── Record list
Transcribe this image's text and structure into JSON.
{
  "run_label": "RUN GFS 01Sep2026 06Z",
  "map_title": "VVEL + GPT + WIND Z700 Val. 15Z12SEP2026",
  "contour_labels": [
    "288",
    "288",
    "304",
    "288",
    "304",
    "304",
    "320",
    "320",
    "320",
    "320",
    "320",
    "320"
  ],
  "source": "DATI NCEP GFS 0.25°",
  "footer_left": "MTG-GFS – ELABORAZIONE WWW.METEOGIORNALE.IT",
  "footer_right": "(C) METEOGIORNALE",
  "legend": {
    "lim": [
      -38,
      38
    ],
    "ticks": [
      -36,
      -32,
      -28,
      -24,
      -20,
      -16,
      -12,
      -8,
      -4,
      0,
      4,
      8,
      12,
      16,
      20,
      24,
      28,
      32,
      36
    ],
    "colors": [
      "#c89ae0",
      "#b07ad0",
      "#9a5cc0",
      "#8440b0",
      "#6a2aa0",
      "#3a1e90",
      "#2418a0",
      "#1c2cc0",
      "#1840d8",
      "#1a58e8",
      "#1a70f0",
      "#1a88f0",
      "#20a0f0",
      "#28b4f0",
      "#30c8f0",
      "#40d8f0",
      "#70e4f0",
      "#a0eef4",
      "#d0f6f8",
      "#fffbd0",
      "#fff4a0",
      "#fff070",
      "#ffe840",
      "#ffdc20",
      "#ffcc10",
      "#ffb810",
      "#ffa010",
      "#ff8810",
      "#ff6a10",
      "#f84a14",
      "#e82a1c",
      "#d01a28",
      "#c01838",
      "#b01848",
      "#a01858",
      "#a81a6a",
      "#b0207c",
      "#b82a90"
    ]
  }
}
────
Goal: State the number of lines in the records that include "METEOGIORNALE", and write nothing else.

Correct result: 2